Which lines below hold the word "Отделу"? Copy all of them.
── Records supplied
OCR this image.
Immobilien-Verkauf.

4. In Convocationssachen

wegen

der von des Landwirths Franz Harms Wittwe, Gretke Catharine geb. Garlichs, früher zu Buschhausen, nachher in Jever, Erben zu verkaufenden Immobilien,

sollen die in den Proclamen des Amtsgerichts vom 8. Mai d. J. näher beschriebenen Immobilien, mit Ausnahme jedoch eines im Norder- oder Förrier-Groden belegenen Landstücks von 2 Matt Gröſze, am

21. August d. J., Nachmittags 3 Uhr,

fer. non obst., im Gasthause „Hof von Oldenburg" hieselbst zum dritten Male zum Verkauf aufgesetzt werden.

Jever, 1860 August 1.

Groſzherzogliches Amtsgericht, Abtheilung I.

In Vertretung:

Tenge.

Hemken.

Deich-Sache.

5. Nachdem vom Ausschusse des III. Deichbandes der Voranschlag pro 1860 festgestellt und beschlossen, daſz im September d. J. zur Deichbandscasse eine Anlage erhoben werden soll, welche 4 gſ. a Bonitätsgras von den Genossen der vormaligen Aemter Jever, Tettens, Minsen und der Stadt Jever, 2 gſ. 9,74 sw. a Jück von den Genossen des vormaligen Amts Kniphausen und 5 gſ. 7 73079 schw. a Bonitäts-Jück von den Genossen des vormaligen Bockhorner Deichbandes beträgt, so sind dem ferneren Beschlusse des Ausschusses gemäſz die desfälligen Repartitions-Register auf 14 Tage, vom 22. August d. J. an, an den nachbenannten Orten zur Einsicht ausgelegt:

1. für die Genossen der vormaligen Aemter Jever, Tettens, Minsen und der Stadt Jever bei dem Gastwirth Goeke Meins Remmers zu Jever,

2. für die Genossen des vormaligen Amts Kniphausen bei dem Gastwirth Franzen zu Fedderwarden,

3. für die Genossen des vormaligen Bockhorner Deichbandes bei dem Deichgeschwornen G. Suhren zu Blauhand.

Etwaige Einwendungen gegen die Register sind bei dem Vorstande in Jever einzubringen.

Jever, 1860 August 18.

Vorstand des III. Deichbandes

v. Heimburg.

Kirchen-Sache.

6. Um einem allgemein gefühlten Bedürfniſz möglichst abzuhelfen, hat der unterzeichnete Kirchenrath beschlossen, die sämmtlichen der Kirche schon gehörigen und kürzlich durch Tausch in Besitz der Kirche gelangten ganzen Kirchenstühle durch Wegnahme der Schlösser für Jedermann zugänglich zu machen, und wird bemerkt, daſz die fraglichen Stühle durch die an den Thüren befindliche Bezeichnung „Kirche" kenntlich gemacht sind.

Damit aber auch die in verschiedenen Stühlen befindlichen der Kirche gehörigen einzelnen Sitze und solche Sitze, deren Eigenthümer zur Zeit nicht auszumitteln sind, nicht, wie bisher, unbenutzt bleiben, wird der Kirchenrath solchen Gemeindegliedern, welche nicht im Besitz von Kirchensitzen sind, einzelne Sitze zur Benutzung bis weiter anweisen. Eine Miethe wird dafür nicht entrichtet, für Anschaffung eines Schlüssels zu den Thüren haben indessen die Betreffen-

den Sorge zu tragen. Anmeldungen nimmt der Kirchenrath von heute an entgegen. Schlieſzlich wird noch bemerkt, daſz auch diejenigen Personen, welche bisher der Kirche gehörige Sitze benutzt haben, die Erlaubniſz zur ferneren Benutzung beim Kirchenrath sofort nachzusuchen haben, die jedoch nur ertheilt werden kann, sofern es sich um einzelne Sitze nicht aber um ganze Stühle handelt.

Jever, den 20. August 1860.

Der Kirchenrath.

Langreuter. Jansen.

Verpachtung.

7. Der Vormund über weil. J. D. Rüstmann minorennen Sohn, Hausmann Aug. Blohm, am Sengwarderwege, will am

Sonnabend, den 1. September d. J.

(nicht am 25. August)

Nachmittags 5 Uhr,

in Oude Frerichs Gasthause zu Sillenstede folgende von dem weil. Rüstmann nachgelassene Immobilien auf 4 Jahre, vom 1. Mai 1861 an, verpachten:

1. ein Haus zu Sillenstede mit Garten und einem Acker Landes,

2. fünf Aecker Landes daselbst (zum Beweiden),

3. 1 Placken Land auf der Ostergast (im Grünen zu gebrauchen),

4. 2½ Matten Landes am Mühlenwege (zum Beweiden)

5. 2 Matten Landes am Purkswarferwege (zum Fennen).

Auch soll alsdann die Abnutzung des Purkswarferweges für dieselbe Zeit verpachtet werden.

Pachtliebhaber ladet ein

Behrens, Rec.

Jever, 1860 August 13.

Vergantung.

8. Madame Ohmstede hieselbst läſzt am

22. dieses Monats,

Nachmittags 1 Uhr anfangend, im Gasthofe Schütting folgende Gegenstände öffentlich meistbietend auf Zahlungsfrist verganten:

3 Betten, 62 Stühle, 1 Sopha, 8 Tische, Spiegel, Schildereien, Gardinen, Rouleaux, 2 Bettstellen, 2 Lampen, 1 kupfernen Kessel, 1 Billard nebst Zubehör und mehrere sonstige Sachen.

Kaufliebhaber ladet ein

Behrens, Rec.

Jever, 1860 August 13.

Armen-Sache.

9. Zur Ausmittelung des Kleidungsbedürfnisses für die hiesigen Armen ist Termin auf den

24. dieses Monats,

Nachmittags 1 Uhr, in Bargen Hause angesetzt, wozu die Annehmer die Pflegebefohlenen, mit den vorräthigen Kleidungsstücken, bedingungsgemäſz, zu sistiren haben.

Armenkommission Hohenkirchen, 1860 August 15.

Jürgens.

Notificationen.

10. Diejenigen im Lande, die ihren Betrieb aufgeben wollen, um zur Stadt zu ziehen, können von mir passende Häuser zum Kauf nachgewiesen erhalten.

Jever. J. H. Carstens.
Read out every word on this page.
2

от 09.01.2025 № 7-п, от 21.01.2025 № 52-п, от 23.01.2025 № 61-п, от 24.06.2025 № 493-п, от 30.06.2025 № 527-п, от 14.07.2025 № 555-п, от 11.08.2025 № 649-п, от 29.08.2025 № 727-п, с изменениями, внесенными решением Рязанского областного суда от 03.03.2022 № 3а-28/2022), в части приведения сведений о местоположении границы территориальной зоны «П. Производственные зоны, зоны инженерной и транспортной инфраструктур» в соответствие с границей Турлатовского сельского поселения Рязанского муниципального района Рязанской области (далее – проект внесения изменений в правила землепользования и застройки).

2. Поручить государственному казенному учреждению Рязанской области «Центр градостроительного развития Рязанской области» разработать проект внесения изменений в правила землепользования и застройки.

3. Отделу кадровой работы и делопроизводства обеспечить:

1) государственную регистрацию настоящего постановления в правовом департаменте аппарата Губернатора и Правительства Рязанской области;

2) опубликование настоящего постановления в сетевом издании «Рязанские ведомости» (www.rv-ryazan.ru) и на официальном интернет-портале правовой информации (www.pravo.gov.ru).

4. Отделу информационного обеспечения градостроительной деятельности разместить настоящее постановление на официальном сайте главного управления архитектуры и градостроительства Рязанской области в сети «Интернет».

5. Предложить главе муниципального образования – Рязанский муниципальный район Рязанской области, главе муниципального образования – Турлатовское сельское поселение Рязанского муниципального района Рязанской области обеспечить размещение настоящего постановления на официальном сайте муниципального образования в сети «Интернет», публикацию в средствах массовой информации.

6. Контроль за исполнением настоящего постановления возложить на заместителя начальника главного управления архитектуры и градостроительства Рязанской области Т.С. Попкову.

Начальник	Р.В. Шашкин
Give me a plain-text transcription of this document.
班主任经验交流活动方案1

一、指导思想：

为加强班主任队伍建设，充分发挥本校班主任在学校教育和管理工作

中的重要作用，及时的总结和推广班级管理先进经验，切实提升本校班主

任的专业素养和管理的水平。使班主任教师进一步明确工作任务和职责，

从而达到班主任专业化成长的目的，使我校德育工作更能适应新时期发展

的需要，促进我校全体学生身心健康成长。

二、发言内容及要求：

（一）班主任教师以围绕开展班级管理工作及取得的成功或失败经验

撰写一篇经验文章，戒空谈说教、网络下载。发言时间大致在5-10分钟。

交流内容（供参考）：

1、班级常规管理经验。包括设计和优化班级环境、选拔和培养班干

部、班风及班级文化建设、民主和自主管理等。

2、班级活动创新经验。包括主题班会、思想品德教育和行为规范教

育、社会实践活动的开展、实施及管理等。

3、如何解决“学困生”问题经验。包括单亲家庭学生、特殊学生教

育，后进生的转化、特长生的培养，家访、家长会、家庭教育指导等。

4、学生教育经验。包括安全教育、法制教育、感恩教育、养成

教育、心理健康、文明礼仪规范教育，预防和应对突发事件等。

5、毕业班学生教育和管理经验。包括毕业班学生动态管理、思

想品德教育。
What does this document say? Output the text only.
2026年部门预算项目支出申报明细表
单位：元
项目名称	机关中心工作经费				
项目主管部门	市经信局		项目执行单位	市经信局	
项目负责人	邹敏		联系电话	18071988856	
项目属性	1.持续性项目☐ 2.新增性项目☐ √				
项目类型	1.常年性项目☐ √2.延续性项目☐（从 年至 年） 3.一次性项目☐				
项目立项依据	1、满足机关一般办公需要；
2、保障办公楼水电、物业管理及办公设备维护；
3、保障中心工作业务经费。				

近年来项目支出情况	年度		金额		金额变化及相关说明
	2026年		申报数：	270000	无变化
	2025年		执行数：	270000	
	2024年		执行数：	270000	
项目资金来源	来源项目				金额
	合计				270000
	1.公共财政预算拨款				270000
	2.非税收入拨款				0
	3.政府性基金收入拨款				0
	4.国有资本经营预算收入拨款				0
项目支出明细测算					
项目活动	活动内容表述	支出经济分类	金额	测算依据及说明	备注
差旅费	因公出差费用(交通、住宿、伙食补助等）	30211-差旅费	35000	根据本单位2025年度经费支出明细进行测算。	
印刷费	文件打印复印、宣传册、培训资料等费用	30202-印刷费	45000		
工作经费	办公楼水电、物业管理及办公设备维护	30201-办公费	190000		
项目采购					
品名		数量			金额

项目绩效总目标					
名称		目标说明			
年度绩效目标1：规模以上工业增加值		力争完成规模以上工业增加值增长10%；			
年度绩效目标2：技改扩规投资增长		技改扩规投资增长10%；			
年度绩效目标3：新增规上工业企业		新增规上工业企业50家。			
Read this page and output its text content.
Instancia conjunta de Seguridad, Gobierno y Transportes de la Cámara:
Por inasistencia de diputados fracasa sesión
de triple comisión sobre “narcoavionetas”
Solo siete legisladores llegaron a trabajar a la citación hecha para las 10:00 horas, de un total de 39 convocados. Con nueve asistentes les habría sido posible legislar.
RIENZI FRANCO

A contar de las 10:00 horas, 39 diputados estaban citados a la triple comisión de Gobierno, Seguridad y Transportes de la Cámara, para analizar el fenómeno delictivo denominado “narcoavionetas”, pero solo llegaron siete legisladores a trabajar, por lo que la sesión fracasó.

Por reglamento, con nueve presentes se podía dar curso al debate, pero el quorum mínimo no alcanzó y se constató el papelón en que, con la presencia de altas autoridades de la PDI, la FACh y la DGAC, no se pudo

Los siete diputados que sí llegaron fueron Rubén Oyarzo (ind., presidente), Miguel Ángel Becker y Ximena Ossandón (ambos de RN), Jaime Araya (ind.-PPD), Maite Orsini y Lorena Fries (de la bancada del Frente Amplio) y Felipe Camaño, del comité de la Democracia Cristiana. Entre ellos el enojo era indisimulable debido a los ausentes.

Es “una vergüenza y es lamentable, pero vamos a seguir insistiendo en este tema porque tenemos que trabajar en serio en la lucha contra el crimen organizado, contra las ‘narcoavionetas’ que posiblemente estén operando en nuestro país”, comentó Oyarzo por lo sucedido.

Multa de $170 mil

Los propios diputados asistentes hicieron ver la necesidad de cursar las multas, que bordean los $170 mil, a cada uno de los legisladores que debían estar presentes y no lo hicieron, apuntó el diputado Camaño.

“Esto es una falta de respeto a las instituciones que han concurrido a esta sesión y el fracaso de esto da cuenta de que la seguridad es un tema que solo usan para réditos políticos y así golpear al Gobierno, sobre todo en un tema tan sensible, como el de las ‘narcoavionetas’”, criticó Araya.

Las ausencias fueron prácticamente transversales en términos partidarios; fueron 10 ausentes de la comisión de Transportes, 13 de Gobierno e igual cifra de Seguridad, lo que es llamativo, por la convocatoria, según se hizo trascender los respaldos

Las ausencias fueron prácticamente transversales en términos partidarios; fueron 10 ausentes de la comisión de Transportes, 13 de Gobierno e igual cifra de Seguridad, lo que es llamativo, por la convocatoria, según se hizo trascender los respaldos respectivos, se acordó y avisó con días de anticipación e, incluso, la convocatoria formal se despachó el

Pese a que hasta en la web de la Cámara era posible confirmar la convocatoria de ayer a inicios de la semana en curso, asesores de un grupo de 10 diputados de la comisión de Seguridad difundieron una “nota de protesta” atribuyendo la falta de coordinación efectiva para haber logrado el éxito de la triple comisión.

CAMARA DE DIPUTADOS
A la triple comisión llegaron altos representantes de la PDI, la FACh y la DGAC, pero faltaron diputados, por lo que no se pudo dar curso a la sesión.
────
Written answer:
3. Отделу кадровой работы и делопроизводства обеспечить:
4. Отделу информационного обеспечения градостроительной деятельности разместить настоящее постановление на официальном сайте главного управления архитектуры и градостроительства Рязанской области в сети «Интернет».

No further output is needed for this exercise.